## [RECORDS PROVIDED]
──────────

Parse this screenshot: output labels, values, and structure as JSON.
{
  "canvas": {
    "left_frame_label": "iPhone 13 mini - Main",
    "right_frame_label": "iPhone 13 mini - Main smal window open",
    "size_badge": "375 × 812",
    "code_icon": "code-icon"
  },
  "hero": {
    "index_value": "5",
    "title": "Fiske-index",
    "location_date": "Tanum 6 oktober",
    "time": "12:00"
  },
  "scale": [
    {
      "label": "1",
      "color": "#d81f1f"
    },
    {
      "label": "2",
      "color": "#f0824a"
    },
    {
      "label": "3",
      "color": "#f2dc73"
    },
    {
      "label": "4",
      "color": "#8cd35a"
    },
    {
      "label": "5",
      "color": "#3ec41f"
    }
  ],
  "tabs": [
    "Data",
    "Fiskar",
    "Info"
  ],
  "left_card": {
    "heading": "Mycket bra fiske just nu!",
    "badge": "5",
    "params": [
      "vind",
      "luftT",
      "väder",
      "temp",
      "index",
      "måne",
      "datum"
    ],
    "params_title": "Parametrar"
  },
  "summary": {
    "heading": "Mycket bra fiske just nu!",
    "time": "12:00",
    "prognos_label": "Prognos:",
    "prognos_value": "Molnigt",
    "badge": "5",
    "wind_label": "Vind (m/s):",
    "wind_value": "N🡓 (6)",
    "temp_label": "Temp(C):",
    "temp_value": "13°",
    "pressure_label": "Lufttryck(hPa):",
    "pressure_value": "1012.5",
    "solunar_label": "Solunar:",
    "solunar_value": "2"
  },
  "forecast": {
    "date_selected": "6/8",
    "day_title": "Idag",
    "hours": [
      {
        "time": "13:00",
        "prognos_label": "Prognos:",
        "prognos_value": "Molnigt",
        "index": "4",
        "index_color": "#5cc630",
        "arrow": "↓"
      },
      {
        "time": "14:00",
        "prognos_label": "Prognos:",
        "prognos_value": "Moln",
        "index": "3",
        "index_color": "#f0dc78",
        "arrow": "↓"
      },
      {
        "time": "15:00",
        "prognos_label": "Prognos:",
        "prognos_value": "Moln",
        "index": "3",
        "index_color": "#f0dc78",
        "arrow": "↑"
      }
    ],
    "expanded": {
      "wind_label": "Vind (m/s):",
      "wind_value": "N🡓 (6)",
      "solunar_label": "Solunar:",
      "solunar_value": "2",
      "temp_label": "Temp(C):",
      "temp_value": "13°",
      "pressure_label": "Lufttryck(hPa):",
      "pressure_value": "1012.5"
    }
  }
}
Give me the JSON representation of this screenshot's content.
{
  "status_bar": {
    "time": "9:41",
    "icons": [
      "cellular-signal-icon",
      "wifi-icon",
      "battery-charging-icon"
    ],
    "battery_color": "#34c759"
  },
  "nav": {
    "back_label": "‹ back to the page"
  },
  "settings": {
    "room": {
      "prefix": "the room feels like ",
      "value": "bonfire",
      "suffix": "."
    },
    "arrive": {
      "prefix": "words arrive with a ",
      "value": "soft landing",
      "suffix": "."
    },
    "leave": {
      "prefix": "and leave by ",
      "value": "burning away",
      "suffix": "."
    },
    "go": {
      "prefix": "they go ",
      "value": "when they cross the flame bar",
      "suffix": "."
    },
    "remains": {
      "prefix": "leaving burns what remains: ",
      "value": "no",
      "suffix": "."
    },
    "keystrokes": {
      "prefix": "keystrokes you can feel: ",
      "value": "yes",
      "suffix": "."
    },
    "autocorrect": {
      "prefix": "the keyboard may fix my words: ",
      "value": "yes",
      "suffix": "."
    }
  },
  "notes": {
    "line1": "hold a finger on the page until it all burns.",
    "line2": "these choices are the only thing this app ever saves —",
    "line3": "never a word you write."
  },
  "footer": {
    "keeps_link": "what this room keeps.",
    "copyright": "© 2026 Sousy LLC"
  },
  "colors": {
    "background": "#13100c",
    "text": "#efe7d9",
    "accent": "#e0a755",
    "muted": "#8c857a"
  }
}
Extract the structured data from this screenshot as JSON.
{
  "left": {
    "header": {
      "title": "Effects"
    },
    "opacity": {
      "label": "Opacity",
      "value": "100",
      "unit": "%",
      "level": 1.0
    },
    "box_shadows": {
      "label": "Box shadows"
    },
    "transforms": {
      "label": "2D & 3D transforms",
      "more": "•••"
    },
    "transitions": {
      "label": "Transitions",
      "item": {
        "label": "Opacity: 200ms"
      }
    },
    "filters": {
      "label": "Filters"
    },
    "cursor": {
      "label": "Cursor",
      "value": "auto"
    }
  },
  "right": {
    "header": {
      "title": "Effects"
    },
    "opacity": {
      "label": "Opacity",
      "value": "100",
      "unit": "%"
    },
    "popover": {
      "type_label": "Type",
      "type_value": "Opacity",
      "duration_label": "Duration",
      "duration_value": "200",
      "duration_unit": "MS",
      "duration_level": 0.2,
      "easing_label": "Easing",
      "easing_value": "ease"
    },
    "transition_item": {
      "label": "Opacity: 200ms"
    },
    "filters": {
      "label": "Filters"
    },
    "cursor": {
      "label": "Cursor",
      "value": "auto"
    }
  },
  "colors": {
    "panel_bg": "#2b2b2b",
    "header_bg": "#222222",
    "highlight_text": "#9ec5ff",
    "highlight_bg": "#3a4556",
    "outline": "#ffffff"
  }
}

──────────

Reproduce all the records precisely.

Parse this screenshot: output labels, values, and structure as JSON.
{
  "canvas": {
    "left_frame_label": "iPhone 13 mini - Main",
    "right_frame_label": "iPhone 13 mini - Main smal window open",
    "size_badge": "375 × 812",
    "code_icon": "code-icon"
  },
  "hero": {
    "index_value": "5",
    "title": "Fiske-index",
    "location_date": "Tanum 6 oktober",
    "time": "12:00"
  },
  "scale": [
    {
      "label": "1",
      "color": "#d81f1f"
    },
    {
      "label": "2",
      "color": "#f0824a"
    },
    {
      "label": "3",
      "color": "#f2dc73"
    },
    {
      "label": "4",
      "color": "#8cd35a"
    },
    {
      "label": "5",
      "color": "#3ec41f"
    }
  ],
  "tabs": [
    "Data",
    "Fiskar",
    "Info"
  ],
  "left_card": {
    "heading": "Mycket bra fiske just nu!",
    "badge": "5",
    "params": [
      "vind",
      "luftT",
      "väder",
      "temp",
      "index",
      "måne",
      "datum"
    ],
    "params_title": "Parametrar"
  },
  "summary": {
    "heading": "Mycket bra fiske just nu!",
    "time": "12:00",
    "prognos_label": "Prognos:",
    "prognos_value": "Molnigt",
    "badge": "5",
    "wind_label": "Vind (m/s):",
    "wind_value": "N🡓 (6)",
    "temp_label": "Temp(C):",
    "temp_value": "13°",
    "pressure_label": "Lufttryck(hPa):",
    "pressure_value": "1012.5",
    "solunar_label": "Solunar:",
    "solunar_value": "2"
  },
  "forecast": {
    "date_selected": "6/8",
    "day_title": "Idag",
    "hours": [
      {
        "time": "13:00",
        "prognos_label": "Prognos:",
        "prognos_value": "Molnigt",
        "index": "4",
        "index_color": "#5cc630",
        "arrow": "↓"
      },
      {
        "time": "14:00",
        "prognos_label": "Prognos:",
        "prognos_value": "Moln",
        "index": "3",
        "index_color": "#f0dc78",
        "arrow": "↓"
      },
      {
        "time": "15:00",
        "prognos_label": "Prognos:",
        "prognos_value": "Moln",
        "index": "3",
        "index_color": "#f0dc78",
        "arrow": "↑"
      }
    ],
    "expanded": {
      "wind_label": "Vind (m/s):",
      "wind_value": "N🡓 (6)",
      "solunar_label": "Solunar:",
      "solunar_value": "2",
      "temp_label": "Temp(C):",
      "temp_value": "13°",
      "pressure_label": "Lufttryck(hPa):",
      "pressure_value": "1012.5"
    }
  }
}
Give me the JSON representation of this screenshot's content.
{
  "status_bar": {
    "time": "9:41",
    "icons": [
      "cellular-signal-icon",
      "wifi-icon",
      "battery-charging-icon"
    ],
    "battery_color": "#34c759"
  },
  "nav": {
    "back_label": "‹ back to the page"
  },
  "settings": {
    "room": {
      "prefix": "the room feels like ",
      "value": "bonfire",
      "suffix": "."
    },
    "arrive": {
      "prefix": "words arrive with a ",
      "value": "soft landing",
      "suffix": "."
    },
    "leave": {
      "prefix": "and leave by ",
      "value": "burning away",
      "suffix": "."
    },
    "go": {
      "prefix": "they go ",
      "value": "when they cross the flame bar",
      "suffix": "."
    },
    "remains": {
      "prefix": "leaving burns what remains: ",
      "value": "no",
      "suffix": "."
    },
    "keystrokes": {
      "prefix": "keystrokes you can feel: ",
      "value": "yes",
      "suffix": "."
    },
    "autocorrect": {
      "prefix": "the keyboard may fix my words: ",
      "value": "yes",
      "suffix": "."
    }
  },
  "notes": {
    "line1": "hold a finger on the page until it all burns.",
    "line2": "these choices are the only thing this app ever saves —",
    "line3": "never a word you write."
  },
  "footer": {
    "keeps_link": "what this room keeps.",
    "copyright": "© 2026 Sousy LLC"
  },
  "colors": {
    "background": "#13100c",
    "text": "#efe7d9",
    "accent": "#e0a755",
    "muted": "#8c857a"
  }
}
Extract the structured data from this screenshot as JSON.
{
  "left": {
    "header": {
      "title": "Effects"
    },
    "opacity": {
      "label": "Opacity",
      "value": "100",
      "unit": "%",
      "level": 1.0
    },
    "box_shadows": {
      "label": "Box shadows"
    },
    "transforms": {
      "label": "2D & 3D transforms",
      "more": "•••"
    },
    "transitions": {
      "label": "Transitions",
      "item": {
        "label": "Opacity: 200ms"
      }
    },
    "filters": {
      "label": "Filters"
    },
    "cursor": {
      "label": "Cursor",
      "value": "auto"
    }
  },
  "right": {
    "header": {
      "title": "Effects"
    },
    "opacity": {
      "label": "Opacity",
      "value": "100",
      "unit": "%"
    },
    "popover": {
      "type_label": "Type",
      "type_value": "Opacity",
      "duration_label": "Duration",
      "duration_value": "200",
      "duration_unit": "MS",
      "duration_level": 0.2,
      "easing_label": "Easing",
      "easing_value": "ease"
    },
    "transition_item": {
      "label": "Opacity: 200ms"
    },
    "filters": {
      "label": "Filters"
    },
    "cursor": {
      "label": "Cursor",
      "value": "auto"
    }
  },
  "colors": {
    "panel_bg": "#2b2b2b",
    "header_bg": "#222222",
    "highlight_text": "#9ec5ff",
    "highlight_bg": "#3a4556",
    "outline": "#ffffff"
  }
}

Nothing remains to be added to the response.